Stated problem: Without pictures, output exactly the lines running from the line containing "Convert this screenshot" to the end of the listing below.

Exercise inputs:
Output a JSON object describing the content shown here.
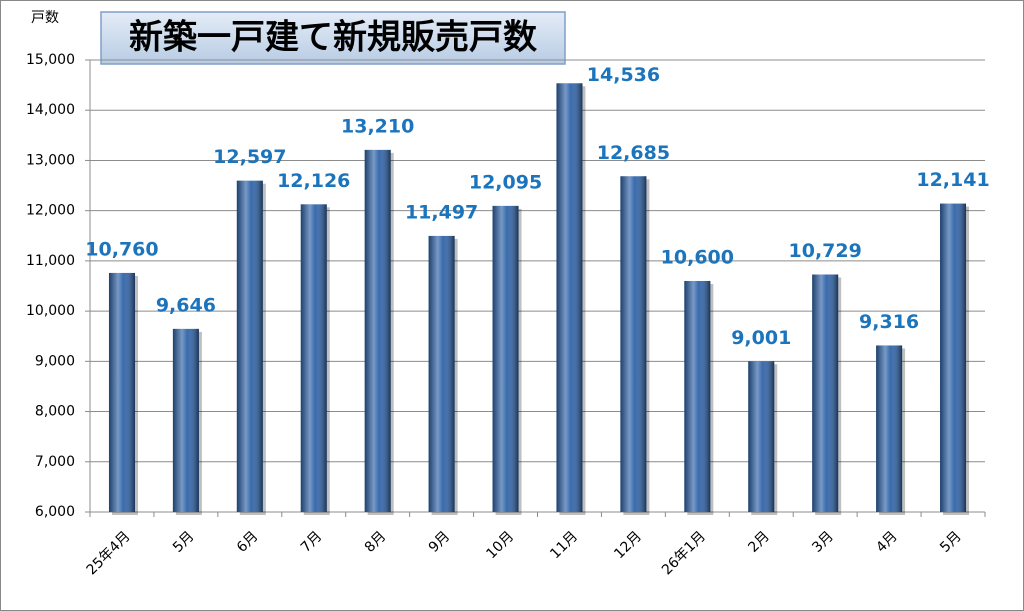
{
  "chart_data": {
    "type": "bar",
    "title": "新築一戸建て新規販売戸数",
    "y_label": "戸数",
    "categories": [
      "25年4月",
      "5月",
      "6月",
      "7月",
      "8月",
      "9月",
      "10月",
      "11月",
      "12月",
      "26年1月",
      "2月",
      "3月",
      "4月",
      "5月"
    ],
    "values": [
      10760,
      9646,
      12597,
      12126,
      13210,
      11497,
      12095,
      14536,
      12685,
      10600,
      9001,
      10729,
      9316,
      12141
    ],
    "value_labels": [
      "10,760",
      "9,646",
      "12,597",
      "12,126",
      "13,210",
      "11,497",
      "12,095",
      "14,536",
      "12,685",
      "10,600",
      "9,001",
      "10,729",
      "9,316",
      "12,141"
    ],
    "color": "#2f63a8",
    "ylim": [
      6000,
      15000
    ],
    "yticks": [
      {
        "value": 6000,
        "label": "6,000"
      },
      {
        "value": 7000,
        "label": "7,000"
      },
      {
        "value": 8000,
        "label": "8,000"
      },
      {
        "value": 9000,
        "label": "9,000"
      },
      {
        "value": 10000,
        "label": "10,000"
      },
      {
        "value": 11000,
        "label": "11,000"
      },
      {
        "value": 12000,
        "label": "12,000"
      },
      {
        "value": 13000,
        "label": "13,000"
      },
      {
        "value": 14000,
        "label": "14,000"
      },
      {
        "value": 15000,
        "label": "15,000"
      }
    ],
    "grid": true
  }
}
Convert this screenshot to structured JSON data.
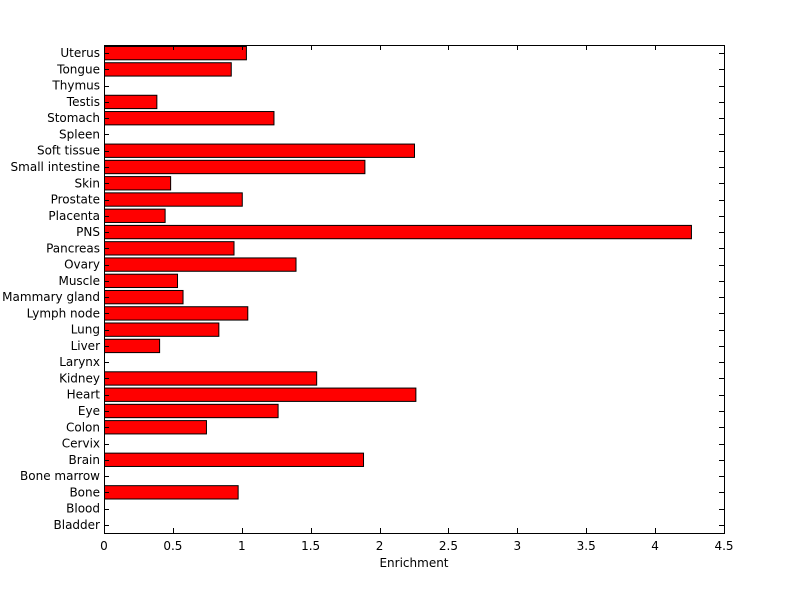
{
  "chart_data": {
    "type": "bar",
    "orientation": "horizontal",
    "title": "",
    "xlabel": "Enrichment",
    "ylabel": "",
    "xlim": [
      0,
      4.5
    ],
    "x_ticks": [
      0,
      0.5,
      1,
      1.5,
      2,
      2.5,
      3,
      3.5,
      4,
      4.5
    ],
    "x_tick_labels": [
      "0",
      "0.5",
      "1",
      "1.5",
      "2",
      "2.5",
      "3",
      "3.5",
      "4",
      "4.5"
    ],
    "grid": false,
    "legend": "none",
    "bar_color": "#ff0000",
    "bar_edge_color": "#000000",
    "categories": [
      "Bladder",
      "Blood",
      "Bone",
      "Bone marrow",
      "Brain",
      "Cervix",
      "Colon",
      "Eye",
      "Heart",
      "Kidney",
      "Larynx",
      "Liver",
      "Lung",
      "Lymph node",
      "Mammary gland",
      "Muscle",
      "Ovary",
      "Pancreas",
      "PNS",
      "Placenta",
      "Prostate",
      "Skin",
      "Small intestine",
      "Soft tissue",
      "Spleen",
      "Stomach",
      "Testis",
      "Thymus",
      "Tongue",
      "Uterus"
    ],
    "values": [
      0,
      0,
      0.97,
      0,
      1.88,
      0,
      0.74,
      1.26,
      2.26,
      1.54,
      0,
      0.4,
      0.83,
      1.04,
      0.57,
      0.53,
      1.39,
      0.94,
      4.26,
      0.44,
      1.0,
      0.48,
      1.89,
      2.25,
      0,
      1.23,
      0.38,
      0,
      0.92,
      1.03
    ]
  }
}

Solution to this exercise:
Convert this screenshot to structured JSON data.
{
  "chart_data": {
    "type": "bar",
    "orientation": "horizontal",
    "title": "",
    "xlabel": "Enrichment",
    "ylabel": "",
    "xlim": [
      0,
      4.5
    ],
    "x_ticks": [
      0,
      0.5,
      1,
      1.5,
      2,
      2.5,
      3,
      3.5,
      4,
      4.5
    ],
    "x_tick_labels": [
      "0",
      "0.5",
      "1",
      "1.5",
      "2",
      "2.5",
      "3",
      "3.5",
      "4",
      "4.5"
    ],
    "grid": false,
    "legend": "none",
    "bar_color": "#ff0000",
    "bar_edge_color": "#000000",
    "categories": [
      "Bladder",
      "Blood",
      "Bone",
      "Bone marrow",
      "Brain",
      "Cervix",
      "Colon",
      "Eye",
      "Heart",
      "Kidney",
      "Larynx",
      "Liver",
      "Lung",
      "Lymph node",
      "Mammary gland",
      "Muscle",
      "Ovary",
      "Pancreas",
      "PNS",
      "Placenta",
      "Prostate",
      "Skin",
      "Small intestine",
      "Soft tissue",
      "Spleen",
      "Stomach",
      "Testis",
      "Thymus",
      "Tongue",
      "Uterus"
    ],
    "values": [
      0,
      0,
      0.97,
      0,
      1.88,
      0,
      0.74,
      1.26,
      2.26,
      1.54,
      0,
      0.4,
      0.83,
      1.04,
      0.57,
      0.53,
      1.39,
      0.94,
      4.26,
      0.44,
      1.0,
      0.48,
      1.89,
      2.25,
      0,
      1.23,
      0.38,
      0,
      0.92,
      1.03
    ]
  }
}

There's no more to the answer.